PROBLEM TO SOLVE
Find each line with the string "indd" and copy it.

____________

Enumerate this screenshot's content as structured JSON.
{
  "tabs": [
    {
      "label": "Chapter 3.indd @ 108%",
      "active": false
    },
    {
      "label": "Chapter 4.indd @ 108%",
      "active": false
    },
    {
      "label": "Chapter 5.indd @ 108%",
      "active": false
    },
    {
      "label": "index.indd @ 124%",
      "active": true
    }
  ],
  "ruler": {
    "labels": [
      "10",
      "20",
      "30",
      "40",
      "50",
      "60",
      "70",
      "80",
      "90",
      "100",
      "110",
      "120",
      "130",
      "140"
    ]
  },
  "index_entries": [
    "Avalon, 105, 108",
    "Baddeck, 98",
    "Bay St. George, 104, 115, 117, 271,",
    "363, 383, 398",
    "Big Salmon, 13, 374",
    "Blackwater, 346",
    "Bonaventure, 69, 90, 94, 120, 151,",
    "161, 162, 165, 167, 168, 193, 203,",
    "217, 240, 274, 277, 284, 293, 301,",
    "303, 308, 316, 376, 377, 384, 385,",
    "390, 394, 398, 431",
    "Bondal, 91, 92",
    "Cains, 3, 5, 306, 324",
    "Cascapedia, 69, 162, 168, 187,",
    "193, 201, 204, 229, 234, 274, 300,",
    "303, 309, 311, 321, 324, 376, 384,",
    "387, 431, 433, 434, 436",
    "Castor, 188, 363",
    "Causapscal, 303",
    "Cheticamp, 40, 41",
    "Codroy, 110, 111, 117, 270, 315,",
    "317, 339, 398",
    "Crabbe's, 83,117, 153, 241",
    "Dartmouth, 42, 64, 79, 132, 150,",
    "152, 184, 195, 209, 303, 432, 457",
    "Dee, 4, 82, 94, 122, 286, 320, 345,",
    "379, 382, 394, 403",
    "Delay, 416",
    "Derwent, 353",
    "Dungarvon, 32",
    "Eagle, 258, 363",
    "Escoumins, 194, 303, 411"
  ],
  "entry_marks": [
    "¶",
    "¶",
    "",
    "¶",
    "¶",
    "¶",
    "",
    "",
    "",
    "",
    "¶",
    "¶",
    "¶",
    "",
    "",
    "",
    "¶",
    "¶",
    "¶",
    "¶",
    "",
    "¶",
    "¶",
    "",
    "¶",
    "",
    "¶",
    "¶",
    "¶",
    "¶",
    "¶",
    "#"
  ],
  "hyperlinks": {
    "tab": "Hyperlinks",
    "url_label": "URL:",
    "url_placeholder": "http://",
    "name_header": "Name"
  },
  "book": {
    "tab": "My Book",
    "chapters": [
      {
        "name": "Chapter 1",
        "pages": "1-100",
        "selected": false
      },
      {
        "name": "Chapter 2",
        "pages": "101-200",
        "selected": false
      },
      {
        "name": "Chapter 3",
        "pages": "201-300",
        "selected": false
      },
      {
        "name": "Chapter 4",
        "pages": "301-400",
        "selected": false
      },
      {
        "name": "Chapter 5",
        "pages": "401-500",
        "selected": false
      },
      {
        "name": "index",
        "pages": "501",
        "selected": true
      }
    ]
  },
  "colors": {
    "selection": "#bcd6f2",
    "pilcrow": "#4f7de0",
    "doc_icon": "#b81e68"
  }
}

____________

THE REPLY
      "label": "Chapter 3.indd @ 108%",
      "label": "Chapter 4.indd @ 108%",
      "label": "Chapter 5.indd @ 108%",
      "label": "index.indd @ 124%",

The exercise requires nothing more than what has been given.